:: EXERCISE BRIEF ::
Search the records that follow and extract every line containing the string "normal".

:: INFORMATION GIVEN ::
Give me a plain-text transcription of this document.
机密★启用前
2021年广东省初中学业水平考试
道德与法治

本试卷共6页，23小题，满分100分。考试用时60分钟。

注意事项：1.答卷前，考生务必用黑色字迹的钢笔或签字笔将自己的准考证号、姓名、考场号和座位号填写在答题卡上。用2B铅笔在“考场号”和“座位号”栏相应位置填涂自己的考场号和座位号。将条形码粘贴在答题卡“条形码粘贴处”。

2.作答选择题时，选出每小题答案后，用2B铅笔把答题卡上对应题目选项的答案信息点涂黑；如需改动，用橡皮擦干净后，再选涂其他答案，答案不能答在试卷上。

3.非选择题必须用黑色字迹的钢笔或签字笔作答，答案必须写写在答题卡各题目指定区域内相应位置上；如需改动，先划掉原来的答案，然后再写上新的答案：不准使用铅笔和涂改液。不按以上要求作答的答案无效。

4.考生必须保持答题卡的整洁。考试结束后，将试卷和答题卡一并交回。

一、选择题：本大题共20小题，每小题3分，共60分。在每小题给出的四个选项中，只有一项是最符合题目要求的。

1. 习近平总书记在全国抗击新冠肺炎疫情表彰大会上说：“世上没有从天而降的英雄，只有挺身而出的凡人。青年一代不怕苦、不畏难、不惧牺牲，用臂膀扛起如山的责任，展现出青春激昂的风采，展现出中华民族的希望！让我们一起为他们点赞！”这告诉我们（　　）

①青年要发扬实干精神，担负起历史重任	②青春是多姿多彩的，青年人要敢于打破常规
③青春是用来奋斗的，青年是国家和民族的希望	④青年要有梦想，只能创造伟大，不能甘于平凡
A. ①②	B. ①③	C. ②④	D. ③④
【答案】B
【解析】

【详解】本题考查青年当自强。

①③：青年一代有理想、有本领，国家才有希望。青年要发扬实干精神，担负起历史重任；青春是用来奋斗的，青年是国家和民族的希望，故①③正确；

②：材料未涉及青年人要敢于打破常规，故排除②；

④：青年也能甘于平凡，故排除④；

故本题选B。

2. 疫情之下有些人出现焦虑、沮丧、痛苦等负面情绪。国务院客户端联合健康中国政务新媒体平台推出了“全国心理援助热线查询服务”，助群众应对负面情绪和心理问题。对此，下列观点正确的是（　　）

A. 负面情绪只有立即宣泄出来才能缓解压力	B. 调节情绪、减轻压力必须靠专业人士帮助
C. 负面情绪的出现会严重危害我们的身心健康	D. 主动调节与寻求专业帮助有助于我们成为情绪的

* * *

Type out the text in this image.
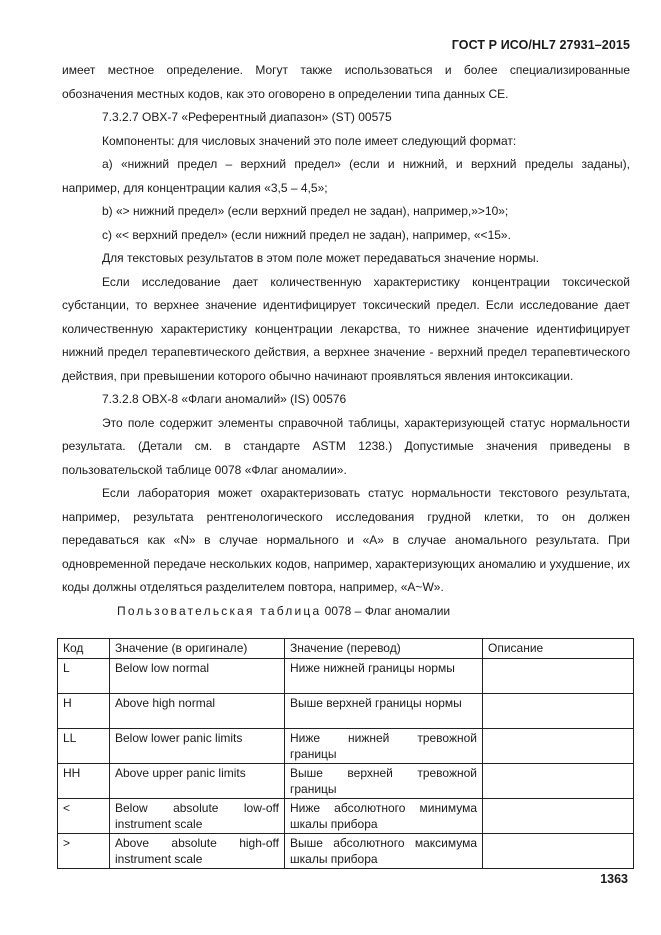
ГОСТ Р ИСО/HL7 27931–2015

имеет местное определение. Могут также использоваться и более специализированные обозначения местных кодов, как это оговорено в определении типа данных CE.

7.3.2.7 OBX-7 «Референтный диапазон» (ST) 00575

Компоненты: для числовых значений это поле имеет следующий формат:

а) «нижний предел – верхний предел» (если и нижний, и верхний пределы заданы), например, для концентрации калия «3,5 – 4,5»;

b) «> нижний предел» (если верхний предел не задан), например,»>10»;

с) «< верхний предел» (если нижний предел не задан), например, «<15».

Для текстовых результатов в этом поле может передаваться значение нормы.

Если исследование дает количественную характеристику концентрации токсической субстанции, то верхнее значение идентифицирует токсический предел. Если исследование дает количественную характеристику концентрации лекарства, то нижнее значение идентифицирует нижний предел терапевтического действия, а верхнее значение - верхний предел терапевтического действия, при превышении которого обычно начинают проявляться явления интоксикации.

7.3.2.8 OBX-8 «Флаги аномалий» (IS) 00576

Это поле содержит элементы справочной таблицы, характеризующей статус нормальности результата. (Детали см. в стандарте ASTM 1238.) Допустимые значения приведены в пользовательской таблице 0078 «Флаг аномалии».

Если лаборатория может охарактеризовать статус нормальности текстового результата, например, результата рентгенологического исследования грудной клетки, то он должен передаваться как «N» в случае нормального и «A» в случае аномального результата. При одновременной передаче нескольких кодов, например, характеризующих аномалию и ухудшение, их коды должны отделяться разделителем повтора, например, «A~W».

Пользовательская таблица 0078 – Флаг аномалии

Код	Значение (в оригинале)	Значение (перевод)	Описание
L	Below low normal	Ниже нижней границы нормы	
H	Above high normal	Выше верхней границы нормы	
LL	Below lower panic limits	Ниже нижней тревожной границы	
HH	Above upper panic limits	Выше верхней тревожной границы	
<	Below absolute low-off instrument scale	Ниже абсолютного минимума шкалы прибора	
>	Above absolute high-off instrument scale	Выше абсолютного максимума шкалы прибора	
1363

:: ANSWER FOR THE TASK ::
L	Below low normal	Ниже нижней границы нормы	
H	Above high normal	Выше верхней границы нормы	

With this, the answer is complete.